# Job
Select all lines with the string "개발PM" in them, and copy those lines.

(begin)

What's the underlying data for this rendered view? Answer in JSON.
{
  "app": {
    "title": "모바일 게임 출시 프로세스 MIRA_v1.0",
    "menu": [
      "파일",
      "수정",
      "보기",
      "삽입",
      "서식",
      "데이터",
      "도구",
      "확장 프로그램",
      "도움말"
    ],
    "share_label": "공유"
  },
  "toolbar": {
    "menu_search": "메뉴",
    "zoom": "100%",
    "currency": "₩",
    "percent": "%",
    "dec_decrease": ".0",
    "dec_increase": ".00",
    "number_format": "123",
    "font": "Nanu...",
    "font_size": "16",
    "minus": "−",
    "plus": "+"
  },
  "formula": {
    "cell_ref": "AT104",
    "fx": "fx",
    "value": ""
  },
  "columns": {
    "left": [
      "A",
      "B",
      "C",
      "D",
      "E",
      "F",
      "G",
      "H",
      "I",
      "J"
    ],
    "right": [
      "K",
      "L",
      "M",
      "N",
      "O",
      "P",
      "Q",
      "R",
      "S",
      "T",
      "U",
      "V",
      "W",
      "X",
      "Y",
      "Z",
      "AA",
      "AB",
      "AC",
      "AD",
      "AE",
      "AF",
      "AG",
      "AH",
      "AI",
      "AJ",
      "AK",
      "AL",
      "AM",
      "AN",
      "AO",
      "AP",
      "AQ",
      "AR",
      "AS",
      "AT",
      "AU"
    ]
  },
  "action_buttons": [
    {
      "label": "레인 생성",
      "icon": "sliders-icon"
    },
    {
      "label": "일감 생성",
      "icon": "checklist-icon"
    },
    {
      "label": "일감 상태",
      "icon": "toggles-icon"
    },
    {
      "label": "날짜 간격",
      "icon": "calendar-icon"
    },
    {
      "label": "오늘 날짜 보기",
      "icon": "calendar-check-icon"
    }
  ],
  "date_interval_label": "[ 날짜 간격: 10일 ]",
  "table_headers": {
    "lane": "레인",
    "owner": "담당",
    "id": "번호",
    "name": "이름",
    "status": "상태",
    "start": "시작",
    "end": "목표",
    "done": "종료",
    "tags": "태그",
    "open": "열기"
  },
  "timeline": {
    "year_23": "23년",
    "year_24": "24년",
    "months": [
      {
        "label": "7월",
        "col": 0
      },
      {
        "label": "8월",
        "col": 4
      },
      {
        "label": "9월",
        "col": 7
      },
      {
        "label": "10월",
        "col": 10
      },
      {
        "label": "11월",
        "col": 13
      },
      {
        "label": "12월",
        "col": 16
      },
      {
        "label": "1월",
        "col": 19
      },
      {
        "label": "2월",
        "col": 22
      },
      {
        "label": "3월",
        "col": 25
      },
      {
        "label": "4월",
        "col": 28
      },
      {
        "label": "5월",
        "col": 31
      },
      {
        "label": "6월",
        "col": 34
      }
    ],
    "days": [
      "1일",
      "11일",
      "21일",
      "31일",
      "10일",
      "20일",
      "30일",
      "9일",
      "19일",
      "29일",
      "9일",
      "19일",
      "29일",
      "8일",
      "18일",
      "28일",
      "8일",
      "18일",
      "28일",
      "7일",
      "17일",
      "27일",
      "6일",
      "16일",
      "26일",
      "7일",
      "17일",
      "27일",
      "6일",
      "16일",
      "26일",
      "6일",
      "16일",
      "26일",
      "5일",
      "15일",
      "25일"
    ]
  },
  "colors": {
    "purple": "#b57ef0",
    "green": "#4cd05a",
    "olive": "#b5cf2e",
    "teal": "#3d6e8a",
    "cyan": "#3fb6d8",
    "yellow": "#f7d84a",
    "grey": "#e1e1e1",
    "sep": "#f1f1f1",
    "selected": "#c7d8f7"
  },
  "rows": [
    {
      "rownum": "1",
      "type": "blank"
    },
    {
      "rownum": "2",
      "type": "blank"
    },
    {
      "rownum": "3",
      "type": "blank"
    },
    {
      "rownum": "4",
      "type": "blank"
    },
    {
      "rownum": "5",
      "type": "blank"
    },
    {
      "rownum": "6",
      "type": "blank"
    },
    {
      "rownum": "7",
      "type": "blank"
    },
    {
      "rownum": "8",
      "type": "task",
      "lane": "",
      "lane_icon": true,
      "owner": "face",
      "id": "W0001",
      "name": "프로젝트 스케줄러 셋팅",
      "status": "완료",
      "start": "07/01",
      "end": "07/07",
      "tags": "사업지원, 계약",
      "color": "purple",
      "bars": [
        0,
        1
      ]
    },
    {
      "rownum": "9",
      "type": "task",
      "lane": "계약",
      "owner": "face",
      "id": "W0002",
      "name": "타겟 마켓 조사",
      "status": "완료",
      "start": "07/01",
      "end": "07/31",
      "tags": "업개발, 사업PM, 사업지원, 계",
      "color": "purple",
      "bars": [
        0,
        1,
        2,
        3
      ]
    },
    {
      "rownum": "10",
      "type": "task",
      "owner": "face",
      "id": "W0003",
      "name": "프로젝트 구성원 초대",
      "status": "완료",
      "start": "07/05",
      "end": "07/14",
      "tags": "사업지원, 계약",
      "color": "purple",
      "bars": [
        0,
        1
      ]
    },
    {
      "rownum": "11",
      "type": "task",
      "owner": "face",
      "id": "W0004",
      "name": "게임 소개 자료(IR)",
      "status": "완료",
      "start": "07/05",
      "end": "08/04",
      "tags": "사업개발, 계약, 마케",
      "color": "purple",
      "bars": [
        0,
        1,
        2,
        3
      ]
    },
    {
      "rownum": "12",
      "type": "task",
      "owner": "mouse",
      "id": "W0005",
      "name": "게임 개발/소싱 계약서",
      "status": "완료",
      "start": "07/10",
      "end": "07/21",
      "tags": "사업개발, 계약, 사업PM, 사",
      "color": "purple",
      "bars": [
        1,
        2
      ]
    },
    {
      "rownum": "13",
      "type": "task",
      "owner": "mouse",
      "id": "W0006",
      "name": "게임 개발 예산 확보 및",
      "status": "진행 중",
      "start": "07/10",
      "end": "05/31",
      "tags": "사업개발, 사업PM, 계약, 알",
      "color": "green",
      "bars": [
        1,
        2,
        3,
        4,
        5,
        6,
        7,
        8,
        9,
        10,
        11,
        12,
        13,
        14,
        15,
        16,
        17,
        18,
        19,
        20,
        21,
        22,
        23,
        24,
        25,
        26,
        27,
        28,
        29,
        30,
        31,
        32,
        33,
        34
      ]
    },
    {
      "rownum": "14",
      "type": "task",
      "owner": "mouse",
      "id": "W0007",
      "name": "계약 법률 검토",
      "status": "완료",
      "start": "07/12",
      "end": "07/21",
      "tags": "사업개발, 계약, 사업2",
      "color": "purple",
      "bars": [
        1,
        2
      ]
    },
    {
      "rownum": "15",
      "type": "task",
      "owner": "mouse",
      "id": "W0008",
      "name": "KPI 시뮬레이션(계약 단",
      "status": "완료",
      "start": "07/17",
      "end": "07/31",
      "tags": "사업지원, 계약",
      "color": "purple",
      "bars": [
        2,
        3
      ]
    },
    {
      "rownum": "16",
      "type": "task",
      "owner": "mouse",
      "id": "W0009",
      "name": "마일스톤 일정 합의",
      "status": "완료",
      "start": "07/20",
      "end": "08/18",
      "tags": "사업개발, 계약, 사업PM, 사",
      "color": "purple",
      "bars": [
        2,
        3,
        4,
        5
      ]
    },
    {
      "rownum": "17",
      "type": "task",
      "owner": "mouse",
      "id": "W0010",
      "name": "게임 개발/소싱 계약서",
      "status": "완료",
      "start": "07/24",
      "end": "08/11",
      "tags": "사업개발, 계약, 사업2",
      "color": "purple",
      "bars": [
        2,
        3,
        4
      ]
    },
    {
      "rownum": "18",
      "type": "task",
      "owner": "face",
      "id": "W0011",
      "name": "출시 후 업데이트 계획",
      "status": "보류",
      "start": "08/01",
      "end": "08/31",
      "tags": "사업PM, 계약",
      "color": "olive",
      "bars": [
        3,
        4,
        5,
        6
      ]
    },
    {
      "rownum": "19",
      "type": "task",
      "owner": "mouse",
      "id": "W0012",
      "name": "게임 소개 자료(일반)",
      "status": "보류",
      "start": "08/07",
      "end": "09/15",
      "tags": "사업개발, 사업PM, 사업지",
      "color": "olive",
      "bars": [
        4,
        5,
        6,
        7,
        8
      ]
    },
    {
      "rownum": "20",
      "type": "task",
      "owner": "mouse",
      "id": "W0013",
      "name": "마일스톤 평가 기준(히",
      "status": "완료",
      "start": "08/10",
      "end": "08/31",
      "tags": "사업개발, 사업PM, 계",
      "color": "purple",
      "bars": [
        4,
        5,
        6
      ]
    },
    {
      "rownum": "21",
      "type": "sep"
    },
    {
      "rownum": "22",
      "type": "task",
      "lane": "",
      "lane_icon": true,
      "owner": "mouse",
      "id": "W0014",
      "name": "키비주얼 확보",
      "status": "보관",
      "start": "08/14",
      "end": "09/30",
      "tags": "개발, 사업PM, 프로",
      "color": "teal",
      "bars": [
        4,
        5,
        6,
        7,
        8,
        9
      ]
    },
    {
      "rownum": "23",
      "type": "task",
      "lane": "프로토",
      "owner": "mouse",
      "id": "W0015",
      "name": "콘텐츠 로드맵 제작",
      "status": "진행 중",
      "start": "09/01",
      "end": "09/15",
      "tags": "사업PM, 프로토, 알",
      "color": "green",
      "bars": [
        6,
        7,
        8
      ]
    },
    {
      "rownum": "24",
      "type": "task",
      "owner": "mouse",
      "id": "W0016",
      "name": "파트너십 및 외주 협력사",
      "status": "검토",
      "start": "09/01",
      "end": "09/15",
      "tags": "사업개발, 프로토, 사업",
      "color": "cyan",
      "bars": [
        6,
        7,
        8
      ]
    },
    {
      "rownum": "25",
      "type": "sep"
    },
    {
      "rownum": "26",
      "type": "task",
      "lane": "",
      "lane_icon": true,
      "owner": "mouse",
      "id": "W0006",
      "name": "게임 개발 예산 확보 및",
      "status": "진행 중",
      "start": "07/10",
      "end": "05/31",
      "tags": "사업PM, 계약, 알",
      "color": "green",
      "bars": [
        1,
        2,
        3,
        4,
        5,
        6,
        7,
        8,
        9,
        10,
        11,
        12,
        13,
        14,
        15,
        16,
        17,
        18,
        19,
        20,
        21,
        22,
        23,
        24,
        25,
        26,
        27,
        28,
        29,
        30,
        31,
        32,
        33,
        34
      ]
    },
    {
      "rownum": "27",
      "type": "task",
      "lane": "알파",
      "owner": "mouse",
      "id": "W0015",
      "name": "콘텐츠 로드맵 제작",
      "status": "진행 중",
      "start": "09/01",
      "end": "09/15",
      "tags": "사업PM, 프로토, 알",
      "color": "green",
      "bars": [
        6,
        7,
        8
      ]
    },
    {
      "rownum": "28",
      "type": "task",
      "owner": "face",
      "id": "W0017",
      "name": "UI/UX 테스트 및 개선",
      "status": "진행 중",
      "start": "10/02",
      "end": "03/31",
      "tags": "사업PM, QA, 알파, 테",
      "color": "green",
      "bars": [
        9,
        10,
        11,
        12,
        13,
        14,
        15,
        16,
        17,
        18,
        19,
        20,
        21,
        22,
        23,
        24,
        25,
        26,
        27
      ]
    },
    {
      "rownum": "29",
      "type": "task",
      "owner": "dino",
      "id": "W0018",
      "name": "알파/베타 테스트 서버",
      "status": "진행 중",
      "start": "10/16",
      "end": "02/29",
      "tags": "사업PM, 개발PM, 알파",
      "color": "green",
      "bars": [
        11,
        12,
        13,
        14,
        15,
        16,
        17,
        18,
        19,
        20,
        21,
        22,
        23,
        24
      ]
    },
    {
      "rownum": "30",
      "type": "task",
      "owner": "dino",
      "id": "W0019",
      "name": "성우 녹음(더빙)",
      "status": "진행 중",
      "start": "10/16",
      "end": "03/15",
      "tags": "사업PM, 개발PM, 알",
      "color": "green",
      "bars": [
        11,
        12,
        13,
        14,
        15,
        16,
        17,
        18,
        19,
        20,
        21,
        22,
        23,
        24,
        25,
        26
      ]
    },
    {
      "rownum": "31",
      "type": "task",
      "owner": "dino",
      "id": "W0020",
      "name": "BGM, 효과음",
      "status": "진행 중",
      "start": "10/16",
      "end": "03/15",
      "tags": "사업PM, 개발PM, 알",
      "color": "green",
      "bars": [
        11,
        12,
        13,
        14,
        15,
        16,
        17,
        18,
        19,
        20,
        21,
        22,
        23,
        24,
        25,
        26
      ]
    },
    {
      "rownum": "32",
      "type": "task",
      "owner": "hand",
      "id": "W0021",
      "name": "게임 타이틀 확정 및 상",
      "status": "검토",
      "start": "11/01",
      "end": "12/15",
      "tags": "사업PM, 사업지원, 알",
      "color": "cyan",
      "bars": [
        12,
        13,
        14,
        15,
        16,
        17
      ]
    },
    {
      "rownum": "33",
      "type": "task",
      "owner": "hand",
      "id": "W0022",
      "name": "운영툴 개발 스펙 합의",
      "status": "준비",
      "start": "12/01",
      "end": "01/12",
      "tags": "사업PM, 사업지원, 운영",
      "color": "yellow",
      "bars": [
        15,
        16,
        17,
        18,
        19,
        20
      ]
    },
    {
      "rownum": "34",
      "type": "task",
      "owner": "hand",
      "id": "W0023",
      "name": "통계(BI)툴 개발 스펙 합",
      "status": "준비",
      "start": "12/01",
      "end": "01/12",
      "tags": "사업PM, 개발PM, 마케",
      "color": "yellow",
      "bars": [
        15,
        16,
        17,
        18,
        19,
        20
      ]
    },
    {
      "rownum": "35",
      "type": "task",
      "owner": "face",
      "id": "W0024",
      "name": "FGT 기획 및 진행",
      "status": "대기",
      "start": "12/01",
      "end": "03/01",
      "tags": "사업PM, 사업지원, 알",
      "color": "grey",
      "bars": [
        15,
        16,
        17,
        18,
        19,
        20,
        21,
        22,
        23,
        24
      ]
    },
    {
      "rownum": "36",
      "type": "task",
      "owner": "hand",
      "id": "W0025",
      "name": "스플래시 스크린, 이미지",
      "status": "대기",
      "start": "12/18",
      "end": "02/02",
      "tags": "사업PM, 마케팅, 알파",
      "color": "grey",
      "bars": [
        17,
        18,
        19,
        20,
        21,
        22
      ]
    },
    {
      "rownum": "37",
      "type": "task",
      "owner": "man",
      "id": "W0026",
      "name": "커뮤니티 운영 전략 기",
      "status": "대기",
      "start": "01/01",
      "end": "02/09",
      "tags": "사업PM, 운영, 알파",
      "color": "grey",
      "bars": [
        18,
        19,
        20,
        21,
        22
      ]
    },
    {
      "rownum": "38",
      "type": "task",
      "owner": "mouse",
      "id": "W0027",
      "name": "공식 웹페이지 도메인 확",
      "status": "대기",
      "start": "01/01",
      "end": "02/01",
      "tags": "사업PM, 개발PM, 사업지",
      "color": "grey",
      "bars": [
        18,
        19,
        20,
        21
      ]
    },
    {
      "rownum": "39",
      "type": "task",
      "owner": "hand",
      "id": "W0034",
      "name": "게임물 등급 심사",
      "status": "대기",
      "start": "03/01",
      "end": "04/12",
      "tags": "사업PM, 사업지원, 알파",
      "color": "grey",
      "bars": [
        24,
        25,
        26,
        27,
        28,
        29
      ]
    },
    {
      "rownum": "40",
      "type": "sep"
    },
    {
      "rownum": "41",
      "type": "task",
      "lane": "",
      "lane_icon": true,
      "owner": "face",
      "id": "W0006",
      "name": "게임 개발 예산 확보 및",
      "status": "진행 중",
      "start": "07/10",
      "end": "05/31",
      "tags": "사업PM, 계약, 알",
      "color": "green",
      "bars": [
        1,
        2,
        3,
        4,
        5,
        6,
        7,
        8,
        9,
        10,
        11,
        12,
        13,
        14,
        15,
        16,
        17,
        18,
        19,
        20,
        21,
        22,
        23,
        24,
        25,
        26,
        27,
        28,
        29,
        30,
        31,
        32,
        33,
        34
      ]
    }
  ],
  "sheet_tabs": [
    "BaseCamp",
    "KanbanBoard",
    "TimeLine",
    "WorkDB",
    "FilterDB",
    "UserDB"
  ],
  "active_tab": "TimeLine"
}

(end)

# The output
      "tags": "사업PM, 개발PM, 알파",
      "tags": "사업PM, 개발PM, 알",
      "tags": "사업PM, 개발PM, 알",
      "tags": "사업PM, 개발PM, 마케",
      "tags": "사업PM, 개발PM, 사업지",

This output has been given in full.